> Exercise task: Using the material that follows, identify and copy each line with the string "历史订单不会自动发".

> Records:
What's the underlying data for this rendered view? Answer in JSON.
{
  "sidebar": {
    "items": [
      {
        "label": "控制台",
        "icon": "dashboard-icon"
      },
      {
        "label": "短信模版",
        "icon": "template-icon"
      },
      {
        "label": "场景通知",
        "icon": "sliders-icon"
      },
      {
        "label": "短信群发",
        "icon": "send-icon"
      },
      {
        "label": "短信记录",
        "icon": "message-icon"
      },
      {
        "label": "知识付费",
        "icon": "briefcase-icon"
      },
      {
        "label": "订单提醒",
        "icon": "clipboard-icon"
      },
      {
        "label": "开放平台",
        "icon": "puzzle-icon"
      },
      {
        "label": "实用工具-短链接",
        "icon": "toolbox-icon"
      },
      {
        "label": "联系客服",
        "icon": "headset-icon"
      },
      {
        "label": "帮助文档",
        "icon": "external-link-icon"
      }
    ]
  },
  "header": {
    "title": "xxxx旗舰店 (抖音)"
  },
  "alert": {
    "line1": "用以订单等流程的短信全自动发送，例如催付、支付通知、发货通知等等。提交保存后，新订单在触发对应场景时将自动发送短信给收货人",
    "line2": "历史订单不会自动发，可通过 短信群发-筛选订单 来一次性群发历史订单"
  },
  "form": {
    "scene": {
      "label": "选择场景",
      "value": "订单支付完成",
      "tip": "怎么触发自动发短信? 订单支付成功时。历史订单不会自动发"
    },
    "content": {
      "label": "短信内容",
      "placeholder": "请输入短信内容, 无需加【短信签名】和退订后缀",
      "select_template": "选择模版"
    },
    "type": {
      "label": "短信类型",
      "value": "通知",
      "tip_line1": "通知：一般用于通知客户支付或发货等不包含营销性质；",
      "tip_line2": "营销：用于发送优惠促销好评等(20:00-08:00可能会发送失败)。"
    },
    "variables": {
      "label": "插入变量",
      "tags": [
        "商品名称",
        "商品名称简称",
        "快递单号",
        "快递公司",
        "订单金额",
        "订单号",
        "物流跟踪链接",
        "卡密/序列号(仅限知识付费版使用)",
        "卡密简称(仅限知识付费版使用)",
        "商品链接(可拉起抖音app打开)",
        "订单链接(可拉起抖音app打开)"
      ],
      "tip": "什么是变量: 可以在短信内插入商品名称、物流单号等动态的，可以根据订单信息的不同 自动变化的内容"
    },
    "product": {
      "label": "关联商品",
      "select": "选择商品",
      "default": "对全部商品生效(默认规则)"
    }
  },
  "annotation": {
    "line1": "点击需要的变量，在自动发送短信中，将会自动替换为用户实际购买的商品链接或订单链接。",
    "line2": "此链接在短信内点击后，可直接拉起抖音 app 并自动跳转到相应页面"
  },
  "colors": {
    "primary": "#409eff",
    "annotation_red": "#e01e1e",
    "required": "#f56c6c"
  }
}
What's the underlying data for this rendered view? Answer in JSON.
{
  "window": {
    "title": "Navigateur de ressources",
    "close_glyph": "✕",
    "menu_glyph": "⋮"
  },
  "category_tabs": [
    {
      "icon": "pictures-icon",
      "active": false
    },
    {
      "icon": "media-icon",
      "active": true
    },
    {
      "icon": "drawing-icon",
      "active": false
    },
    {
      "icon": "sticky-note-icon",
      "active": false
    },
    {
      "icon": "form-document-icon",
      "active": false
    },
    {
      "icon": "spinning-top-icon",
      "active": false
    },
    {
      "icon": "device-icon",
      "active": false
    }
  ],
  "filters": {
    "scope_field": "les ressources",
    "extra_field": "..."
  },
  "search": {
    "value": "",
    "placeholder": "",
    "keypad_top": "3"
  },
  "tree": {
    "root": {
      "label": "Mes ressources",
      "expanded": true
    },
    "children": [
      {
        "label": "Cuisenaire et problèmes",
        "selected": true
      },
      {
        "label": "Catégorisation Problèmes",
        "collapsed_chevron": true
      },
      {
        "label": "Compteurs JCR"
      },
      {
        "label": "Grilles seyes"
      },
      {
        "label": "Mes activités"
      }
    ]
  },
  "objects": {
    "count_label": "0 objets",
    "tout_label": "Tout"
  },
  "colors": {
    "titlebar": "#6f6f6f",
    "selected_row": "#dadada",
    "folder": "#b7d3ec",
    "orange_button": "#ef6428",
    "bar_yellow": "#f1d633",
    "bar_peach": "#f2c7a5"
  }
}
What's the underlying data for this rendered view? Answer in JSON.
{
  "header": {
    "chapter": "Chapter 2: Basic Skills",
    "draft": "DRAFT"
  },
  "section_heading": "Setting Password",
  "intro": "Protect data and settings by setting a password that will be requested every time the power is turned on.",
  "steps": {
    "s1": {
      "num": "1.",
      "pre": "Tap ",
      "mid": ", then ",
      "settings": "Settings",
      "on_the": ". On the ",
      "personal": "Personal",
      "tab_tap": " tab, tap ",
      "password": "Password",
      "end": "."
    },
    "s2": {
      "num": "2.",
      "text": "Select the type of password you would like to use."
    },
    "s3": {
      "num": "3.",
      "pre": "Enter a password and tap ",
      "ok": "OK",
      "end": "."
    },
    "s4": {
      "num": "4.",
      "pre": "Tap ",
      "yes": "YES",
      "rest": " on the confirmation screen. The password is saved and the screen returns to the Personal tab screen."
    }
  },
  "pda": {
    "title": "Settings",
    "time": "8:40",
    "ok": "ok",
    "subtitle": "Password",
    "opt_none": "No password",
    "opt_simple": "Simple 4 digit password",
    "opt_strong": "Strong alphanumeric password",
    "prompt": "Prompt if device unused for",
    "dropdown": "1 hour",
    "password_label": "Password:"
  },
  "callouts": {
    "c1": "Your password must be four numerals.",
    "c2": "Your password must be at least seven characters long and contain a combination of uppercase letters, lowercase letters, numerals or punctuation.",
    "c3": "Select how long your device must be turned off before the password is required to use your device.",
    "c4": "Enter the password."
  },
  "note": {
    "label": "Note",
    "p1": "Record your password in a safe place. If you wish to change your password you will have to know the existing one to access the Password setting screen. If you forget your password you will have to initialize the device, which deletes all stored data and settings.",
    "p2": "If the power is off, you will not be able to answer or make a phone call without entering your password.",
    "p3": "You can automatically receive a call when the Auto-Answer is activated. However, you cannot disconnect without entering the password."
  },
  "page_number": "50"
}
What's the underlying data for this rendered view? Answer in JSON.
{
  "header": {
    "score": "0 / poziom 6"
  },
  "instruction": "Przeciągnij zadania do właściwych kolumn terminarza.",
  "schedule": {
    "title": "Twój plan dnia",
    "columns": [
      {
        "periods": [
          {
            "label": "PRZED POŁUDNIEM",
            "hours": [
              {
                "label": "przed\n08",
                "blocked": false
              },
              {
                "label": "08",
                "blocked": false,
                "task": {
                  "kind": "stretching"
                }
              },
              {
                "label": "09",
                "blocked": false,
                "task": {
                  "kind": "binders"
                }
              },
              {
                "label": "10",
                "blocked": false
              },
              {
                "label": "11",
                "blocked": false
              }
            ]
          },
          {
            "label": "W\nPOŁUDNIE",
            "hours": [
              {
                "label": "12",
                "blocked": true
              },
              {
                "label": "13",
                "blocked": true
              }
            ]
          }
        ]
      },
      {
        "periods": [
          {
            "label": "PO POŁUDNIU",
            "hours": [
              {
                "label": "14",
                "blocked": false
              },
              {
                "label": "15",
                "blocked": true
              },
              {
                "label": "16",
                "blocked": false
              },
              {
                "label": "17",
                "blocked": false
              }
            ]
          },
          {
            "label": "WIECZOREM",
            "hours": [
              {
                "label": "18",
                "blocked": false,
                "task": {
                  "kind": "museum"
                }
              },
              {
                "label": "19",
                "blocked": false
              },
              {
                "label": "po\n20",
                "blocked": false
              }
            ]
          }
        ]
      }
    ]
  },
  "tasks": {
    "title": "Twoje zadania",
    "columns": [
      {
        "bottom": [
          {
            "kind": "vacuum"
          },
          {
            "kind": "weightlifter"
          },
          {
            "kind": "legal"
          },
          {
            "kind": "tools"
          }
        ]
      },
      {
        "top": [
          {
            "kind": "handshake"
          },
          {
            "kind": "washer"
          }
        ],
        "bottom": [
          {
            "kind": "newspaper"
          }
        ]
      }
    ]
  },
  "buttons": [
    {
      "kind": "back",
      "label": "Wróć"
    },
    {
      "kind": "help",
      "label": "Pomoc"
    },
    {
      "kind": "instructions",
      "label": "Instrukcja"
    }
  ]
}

> Output below:
    "line2": "历史订单不会自动发，可通过 短信群发-筛选订单 来一次性群发历史订单"
      "tip": "怎么触发自动发短信? 订单支付成功时。历史订单不会自动发"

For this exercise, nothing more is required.